(A block of data)
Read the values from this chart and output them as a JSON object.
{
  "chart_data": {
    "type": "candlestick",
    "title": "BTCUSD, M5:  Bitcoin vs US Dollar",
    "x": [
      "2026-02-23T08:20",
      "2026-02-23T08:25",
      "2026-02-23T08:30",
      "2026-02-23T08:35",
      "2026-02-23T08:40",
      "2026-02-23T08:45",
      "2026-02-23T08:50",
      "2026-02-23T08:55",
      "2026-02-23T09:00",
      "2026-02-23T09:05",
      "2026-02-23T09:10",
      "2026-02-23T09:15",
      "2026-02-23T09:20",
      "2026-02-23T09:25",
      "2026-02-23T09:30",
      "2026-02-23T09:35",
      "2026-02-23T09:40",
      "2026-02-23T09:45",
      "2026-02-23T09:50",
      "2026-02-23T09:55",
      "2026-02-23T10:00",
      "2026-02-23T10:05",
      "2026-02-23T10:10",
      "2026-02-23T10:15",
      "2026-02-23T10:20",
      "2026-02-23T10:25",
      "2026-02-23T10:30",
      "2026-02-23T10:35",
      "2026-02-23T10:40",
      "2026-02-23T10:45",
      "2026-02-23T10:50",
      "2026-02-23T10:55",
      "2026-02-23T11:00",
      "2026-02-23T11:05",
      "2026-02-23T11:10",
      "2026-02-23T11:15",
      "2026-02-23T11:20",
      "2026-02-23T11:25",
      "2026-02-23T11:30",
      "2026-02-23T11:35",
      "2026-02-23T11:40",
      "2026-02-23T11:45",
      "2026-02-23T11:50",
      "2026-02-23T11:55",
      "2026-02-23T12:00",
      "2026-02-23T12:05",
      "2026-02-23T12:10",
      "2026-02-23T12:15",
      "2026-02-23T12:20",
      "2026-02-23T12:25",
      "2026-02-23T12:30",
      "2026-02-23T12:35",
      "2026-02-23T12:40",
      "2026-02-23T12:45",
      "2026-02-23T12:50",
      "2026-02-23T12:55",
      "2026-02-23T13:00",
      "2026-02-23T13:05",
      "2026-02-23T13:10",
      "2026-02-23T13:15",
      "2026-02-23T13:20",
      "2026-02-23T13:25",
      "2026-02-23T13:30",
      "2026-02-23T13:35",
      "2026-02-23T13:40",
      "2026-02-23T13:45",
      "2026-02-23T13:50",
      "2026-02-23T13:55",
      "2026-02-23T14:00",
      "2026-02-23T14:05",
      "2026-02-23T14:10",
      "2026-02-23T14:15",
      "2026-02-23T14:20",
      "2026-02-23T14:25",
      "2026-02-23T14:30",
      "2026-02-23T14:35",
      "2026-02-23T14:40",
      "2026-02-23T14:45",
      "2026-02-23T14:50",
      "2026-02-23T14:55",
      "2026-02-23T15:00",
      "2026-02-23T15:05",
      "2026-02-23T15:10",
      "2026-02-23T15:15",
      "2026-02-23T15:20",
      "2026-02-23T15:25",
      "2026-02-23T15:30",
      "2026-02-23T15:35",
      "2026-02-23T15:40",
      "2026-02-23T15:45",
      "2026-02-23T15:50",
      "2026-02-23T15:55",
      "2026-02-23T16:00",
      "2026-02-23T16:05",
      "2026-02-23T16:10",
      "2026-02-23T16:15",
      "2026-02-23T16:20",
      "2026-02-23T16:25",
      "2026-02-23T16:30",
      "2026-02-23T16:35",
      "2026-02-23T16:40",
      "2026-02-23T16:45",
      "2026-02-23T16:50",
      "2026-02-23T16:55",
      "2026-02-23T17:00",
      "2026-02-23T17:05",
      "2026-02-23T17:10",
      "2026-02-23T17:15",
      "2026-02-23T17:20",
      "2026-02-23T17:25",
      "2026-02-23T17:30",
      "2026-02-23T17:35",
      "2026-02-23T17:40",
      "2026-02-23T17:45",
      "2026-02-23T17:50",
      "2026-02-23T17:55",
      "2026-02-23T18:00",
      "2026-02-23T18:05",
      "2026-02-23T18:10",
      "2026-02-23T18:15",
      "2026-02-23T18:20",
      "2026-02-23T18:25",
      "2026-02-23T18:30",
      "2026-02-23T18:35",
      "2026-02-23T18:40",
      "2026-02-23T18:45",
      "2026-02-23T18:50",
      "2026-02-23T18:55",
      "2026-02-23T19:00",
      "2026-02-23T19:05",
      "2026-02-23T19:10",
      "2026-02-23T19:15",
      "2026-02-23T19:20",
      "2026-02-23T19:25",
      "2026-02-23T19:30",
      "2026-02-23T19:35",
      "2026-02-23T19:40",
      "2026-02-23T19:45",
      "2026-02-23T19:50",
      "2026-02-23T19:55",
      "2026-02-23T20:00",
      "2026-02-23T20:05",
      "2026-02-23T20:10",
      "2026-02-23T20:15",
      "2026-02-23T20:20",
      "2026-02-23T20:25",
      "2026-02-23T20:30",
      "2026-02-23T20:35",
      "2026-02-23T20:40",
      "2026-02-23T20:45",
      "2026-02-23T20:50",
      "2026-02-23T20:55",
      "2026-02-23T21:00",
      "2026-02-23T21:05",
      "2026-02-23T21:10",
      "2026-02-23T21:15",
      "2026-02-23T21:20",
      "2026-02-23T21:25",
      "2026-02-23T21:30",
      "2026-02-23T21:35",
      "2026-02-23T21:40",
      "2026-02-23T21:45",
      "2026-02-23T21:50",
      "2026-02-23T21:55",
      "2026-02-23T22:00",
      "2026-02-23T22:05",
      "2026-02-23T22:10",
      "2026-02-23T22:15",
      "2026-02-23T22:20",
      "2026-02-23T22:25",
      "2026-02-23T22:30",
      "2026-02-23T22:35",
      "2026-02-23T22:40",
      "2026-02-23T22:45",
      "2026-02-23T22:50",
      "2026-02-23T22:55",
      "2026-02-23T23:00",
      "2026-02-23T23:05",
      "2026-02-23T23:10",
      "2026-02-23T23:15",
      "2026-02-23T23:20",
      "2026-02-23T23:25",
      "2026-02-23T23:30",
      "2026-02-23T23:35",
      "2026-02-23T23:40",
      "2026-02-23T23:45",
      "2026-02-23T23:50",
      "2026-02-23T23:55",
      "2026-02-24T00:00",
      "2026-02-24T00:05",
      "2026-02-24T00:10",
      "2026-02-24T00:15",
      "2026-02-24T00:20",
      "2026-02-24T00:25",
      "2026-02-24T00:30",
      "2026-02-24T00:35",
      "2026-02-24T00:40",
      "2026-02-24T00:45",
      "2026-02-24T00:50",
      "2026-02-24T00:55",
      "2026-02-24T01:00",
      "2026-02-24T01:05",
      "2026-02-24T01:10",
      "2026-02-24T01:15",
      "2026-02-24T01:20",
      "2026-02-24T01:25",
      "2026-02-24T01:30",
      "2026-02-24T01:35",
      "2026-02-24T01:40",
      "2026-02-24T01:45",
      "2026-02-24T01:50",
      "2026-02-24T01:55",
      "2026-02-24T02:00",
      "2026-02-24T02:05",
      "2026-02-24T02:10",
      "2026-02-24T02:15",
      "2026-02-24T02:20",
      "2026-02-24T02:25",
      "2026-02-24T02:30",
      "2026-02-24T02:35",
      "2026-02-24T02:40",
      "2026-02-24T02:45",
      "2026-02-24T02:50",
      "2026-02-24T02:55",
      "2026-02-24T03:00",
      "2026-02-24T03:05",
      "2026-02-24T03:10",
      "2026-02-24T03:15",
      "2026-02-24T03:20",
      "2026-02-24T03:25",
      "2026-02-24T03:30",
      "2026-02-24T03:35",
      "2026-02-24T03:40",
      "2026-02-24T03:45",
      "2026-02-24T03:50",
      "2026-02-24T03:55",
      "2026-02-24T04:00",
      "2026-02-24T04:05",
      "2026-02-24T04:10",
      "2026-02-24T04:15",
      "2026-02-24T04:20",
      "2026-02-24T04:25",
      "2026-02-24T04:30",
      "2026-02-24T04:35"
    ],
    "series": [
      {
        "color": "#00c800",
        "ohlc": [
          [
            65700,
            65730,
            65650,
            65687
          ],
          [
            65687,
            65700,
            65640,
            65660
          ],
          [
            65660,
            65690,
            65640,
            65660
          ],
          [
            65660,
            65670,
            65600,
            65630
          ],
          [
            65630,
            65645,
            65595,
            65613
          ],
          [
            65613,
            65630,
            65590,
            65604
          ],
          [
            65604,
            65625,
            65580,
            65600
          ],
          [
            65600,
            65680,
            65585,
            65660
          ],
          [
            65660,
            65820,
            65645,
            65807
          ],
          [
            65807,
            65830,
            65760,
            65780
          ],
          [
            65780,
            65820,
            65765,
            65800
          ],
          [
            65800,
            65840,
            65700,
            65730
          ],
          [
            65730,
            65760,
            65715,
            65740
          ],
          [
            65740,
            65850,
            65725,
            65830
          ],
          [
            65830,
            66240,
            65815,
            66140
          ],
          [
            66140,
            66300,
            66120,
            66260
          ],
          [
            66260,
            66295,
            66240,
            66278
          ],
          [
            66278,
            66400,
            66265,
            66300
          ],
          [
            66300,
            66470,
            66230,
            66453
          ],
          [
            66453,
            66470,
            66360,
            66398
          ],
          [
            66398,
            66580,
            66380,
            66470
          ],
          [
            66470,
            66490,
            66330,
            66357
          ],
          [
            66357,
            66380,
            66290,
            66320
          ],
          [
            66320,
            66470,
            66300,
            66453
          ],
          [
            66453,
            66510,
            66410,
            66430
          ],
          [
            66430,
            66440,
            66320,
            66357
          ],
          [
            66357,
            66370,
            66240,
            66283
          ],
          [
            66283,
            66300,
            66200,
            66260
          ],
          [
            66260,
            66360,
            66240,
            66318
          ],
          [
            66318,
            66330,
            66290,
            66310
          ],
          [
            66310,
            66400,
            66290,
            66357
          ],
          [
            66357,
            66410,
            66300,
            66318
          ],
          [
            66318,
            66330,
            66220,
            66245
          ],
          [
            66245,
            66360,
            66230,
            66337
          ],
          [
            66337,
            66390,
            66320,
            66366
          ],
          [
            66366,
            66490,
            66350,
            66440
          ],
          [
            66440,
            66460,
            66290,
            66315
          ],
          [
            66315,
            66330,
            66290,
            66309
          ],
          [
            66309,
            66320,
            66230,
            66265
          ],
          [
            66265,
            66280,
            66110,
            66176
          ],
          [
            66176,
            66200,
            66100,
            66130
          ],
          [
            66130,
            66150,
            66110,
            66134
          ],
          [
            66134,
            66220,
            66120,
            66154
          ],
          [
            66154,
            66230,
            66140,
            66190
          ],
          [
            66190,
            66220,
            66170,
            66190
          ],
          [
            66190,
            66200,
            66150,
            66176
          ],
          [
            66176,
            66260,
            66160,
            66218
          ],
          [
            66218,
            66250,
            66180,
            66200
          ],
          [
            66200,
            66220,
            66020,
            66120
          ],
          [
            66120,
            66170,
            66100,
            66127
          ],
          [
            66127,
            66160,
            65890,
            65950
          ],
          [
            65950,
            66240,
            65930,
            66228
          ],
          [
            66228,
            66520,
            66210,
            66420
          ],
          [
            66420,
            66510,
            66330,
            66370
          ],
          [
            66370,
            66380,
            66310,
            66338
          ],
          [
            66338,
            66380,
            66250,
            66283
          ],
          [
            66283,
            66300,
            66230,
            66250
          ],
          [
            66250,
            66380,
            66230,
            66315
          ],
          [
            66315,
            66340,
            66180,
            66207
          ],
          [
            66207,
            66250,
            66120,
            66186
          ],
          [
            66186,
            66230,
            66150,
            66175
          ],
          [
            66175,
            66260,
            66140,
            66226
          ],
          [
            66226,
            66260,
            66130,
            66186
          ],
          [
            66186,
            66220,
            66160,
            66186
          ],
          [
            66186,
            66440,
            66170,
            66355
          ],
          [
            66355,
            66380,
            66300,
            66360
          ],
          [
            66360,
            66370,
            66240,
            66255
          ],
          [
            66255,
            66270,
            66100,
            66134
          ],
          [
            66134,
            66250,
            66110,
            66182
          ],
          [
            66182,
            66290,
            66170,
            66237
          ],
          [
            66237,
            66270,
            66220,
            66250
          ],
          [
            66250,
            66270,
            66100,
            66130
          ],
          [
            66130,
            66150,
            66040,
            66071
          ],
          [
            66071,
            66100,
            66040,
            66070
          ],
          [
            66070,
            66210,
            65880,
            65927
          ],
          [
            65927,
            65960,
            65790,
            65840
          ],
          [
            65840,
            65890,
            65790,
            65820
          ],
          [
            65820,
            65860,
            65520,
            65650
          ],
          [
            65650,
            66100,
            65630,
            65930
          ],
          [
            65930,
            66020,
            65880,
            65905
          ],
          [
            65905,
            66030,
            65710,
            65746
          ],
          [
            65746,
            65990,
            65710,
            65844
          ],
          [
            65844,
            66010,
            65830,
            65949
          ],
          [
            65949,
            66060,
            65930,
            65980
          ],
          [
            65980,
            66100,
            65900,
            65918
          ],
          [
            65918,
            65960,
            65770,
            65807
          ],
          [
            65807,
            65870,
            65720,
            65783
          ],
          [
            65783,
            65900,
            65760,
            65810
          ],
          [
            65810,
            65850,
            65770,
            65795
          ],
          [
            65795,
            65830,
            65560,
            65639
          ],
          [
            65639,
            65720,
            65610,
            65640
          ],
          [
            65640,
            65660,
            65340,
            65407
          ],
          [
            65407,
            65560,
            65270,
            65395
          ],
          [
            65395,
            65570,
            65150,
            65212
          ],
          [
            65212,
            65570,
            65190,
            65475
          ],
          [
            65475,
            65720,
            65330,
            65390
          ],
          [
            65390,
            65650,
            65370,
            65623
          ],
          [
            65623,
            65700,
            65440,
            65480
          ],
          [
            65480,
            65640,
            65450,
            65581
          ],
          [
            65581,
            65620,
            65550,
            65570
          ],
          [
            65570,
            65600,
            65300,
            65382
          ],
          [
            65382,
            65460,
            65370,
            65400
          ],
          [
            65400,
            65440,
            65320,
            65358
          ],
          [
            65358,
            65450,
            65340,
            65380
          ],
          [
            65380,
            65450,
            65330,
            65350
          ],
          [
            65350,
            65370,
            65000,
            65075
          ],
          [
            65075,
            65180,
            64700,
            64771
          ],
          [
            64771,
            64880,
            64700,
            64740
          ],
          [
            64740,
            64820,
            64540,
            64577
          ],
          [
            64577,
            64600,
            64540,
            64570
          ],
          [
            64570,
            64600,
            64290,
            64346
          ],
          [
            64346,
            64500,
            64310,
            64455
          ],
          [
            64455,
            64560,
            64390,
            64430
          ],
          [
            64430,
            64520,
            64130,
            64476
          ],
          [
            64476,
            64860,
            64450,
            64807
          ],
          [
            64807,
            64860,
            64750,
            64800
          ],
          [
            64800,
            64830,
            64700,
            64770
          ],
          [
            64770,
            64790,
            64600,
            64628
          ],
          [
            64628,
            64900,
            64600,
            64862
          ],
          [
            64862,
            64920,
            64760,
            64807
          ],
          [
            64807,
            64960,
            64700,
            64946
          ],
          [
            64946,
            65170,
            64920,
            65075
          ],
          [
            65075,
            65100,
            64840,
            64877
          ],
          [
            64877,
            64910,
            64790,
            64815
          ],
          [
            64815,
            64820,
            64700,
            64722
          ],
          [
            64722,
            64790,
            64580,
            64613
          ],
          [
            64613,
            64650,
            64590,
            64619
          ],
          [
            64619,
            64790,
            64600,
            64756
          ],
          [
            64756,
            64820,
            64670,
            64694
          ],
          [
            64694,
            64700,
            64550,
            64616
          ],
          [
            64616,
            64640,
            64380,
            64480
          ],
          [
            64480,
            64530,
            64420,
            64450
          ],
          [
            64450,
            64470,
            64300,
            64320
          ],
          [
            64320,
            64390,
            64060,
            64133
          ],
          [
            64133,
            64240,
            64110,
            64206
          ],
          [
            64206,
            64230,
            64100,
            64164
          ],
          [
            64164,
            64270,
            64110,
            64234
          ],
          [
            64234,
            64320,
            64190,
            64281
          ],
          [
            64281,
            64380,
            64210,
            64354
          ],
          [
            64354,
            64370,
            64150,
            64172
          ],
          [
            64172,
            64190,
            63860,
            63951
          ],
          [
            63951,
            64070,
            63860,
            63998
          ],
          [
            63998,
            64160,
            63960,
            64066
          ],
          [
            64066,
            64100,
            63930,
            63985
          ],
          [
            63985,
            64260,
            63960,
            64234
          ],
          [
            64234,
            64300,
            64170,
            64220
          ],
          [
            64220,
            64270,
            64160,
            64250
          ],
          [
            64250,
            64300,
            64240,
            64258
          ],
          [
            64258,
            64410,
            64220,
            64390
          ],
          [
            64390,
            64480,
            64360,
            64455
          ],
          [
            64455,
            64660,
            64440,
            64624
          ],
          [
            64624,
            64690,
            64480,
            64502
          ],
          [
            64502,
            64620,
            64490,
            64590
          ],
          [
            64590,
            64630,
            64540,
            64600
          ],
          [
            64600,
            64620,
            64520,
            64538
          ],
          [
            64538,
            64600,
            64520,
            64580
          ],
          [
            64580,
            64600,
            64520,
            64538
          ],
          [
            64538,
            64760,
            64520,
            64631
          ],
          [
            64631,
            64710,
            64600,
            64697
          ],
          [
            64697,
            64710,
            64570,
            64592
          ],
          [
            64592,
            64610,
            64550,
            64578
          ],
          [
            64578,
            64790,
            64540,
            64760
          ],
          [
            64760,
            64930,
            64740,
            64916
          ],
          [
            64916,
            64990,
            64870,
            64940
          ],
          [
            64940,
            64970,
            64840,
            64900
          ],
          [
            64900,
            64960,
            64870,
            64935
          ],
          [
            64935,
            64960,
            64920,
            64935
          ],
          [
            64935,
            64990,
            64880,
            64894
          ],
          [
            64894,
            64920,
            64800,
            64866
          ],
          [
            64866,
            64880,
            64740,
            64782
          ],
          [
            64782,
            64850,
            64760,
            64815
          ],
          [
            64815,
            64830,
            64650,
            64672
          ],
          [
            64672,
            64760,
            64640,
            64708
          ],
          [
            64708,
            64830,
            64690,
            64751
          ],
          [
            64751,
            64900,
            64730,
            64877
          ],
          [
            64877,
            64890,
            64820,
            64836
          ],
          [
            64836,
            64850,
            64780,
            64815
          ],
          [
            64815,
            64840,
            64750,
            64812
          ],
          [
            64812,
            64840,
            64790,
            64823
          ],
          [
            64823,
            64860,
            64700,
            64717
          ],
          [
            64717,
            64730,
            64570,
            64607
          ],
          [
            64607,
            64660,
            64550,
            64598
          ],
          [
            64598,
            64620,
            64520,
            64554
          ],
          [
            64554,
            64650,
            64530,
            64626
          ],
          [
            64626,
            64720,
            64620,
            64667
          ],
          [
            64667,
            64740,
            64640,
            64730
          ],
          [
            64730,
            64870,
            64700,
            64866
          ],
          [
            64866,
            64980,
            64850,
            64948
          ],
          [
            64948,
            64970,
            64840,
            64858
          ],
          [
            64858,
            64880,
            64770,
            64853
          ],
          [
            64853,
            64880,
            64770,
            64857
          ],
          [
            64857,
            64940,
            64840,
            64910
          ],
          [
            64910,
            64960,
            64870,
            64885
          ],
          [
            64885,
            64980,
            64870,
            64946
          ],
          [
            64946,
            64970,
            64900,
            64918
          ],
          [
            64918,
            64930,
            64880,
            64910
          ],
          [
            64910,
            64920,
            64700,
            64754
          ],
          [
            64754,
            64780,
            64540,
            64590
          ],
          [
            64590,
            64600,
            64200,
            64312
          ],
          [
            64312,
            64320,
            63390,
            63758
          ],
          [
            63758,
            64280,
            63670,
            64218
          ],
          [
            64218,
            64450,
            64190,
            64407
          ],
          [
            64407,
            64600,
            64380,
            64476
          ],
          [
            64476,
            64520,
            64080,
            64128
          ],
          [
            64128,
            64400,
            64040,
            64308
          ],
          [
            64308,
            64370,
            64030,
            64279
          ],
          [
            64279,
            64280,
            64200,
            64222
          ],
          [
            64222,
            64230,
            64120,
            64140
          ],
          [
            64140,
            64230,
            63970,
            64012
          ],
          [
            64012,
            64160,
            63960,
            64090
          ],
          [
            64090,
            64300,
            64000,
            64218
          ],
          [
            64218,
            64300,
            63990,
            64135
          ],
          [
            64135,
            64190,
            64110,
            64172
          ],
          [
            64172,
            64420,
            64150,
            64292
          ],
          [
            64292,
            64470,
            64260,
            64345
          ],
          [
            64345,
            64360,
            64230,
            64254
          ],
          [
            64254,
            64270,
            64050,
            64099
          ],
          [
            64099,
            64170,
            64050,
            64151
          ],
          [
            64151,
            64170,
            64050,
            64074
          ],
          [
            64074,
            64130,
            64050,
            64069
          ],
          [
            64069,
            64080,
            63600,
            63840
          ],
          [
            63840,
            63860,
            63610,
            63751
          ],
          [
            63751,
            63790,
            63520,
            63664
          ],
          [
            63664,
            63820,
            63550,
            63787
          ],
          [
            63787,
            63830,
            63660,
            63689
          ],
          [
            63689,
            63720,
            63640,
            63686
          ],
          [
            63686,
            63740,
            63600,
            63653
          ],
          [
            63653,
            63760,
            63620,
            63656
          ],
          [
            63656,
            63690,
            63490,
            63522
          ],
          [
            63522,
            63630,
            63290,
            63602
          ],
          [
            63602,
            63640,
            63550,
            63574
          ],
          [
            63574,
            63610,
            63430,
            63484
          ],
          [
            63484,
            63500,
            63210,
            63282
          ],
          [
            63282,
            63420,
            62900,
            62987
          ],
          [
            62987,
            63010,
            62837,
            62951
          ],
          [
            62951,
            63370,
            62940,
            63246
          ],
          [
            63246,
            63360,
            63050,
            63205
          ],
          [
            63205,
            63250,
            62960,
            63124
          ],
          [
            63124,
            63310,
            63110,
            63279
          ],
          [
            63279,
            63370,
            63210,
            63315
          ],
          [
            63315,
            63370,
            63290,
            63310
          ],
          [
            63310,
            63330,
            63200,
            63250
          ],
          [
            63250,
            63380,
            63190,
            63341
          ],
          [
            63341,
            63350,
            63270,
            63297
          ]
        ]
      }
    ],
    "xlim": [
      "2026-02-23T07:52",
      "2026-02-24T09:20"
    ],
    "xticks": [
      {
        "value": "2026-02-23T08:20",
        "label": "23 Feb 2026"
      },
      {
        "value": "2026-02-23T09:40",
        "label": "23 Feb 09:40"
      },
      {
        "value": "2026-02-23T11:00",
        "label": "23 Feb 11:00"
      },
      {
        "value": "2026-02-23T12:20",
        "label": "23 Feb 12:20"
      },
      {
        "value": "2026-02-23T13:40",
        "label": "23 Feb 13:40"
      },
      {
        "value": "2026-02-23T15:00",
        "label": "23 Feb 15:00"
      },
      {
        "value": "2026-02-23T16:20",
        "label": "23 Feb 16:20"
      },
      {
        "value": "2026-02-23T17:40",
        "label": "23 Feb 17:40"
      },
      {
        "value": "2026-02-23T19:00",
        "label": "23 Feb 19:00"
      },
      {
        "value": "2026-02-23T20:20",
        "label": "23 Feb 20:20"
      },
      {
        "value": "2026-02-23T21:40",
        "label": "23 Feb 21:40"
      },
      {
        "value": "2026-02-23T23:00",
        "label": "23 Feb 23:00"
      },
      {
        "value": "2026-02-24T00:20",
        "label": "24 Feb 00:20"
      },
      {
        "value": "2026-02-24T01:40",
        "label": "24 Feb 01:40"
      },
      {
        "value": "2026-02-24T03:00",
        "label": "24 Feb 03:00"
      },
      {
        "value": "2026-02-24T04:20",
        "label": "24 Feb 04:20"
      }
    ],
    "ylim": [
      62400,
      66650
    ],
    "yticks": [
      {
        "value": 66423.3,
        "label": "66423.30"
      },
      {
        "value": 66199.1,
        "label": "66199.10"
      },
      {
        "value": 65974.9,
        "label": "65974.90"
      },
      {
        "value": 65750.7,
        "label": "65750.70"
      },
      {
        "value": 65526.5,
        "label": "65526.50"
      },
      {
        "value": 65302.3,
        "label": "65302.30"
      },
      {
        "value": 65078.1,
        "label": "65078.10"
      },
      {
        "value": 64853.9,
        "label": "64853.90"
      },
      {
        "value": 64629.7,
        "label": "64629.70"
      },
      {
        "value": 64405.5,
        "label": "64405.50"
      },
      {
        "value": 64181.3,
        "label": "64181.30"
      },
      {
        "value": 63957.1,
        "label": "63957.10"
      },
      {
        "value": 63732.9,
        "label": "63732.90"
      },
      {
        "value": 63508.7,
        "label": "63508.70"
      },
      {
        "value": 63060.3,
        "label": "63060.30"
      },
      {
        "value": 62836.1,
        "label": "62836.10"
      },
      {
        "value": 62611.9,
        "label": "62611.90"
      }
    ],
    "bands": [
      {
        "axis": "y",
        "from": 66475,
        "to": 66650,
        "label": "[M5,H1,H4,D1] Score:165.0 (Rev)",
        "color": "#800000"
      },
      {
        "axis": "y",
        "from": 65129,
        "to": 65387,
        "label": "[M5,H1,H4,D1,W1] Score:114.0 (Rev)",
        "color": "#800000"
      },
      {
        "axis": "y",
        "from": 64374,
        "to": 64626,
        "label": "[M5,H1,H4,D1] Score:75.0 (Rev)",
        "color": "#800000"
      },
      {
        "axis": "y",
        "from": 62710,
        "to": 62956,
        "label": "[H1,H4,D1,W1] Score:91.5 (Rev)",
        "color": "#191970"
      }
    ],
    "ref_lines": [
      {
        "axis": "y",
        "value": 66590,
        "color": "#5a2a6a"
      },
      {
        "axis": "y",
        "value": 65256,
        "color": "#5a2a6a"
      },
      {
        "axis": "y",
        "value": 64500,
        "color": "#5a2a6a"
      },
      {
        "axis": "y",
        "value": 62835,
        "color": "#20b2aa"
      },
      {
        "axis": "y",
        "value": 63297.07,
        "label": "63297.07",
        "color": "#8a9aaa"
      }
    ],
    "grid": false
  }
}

• [Requirement]: Each line in the entries above that includes the string "from" should be extracted.

• [Result of this exercise]:
Read the values from this chart and output them as a JSON object.
        "from": 66475,
        "from": 65129,
        "from": 64374,
        "from": 62710,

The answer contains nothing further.